[Data entries for graphics]
╭──

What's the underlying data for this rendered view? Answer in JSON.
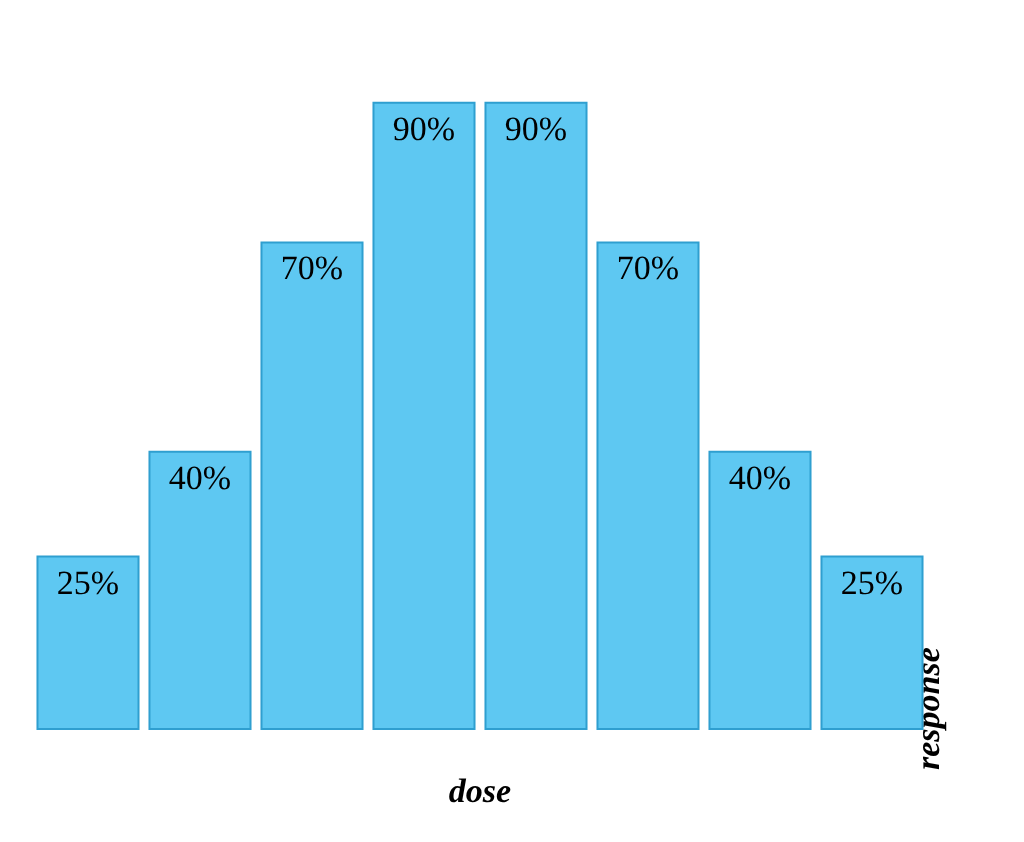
{
  "chart_data": {
    "type": "bar",
    "xlabel": "dose",
    "ylabel": "response",
    "categories": [
      null,
      null,
      null,
      null,
      null,
      null,
      null,
      null
    ],
    "values": [
      25,
      40,
      70,
      90,
      90,
      70,
      40,
      25
    ],
    "value_labels": [
      "25%",
      "40%",
      "70%",
      "90%",
      "90%",
      "70%",
      "40%",
      "25%"
    ],
    "color": "#5ec8f2",
    "grid": false
  }
}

╰──

(Brief): Write out the data precisely as given, excluding the pictures.

(Task result):
What's the underlying data for this rendered view? Answer in JSON.
{
  "chart_data": {
    "type": "bar",
    "xlabel": "dose",
    "ylabel": "response",
    "categories": [
      null,
      null,
      null,
      null,
      null,
      null,
      null,
      null
    ],
    "values": [
      25,
      40,
      70,
      90,
      90,
      70,
      40,
      25
    ],
    "value_labels": [
      "25%",
      "40%",
      "70%",
      "90%",
      "90%",
      "70%",
      "40%",
      "25%"
    ],
    "color": "#5ec8f2",
    "grid": false
  }
}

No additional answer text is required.